Exercise objective.
All of the records below need to be copied exactly.

Data rows.
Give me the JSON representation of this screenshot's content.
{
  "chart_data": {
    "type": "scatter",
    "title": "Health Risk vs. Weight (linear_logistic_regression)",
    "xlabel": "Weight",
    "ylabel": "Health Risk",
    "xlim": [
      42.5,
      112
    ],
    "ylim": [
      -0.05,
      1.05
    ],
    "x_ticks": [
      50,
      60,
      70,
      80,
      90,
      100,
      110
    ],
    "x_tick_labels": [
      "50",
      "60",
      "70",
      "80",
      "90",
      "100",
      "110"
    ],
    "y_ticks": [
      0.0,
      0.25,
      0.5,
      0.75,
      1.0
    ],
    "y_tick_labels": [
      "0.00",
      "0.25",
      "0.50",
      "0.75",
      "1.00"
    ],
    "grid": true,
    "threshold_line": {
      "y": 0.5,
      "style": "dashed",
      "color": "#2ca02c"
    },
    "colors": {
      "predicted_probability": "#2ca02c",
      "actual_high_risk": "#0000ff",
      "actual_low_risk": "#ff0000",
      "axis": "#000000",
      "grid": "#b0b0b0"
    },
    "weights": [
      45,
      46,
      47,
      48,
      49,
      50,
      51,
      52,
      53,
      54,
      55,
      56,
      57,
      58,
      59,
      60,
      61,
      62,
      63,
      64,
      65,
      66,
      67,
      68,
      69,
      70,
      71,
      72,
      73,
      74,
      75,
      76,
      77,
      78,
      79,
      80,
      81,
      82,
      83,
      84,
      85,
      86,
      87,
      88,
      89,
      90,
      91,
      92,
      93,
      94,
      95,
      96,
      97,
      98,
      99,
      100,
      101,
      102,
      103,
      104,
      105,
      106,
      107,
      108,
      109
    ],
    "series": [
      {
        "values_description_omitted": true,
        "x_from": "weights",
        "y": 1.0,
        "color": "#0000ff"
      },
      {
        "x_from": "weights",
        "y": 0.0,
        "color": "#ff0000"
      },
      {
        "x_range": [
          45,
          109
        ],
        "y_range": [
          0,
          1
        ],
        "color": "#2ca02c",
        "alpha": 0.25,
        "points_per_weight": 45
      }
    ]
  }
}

Exercise response.
Give me the JSON representation of this screenshot's content.
{
  "chart_data": {
    "type": "scatter",
    "title": "Health Risk vs. Weight (linear_logistic_regression)",
    "xlabel": "Weight",
    "ylabel": "Health Risk",
    "xlim": [
      42.5,
      112
    ],
    "ylim": [
      -0.05,
      1.05
    ],
    "x_ticks": [
      50,
      60,
      70,
      80,
      90,
      100,
      110
    ],
    "x_tick_labels": [
      "50",
      "60",
      "70",
      "80",
      "90",
      "100",
      "110"
    ],
    "y_ticks": [
      0.0,
      0.25,
      0.5,
      0.75,
      1.0
    ],
    "y_tick_labels": [
      "0.00",
      "0.25",
      "0.50",
      "0.75",
      "1.00"
    ],
    "grid": true,
    "threshold_line": {
      "y": 0.5,
      "style": "dashed",
      "color": "#2ca02c"
    },
    "colors": {
      "predicted_probability": "#2ca02c",
      "actual_high_risk": "#0000ff",
      "actual_low_risk": "#ff0000",
      "axis": "#000000",
      "grid": "#b0b0b0"
    },
    "weights": [
      45,
      46,
      47,
      48,
      49,
      50,
      51,
      52,
      53,
      54,
      55,
      56,
      57,
      58,
      59,
      60,
      61,
      62,
      63,
      64,
      65,
      66,
      67,
      68,
      69,
      70,
      71,
      72,
      73,
      74,
      75,
      76,
      77,
      78,
      79,
      80,
      81,
      82,
      83,
      84,
      85,
      86,
      87,
      88,
      89,
      90,
      91,
      92,
      93,
      94,
      95,
      96,
      97,
      98,
      99,
      100,
      101,
      102,
      103,
      104,
      105,
      106,
      107,
      108,
      109
    ],
    "series": [
      {
        "values_description_omitted": true,
        "x_from": "weights",
        "y": 1.0,
        "color": "#0000ff"
      },
      {
        "x_from": "weights",
        "y": 0.0,
        "color": "#ff0000"
      },
      {
        "x_range": [
          45,
          109
        ],
        "y_range": [
          0,
          1
        ],
        "color": "#2ca02c",
        "alpha": 0.25,
        "points_per_weight": 45
      }
    ]
  }
}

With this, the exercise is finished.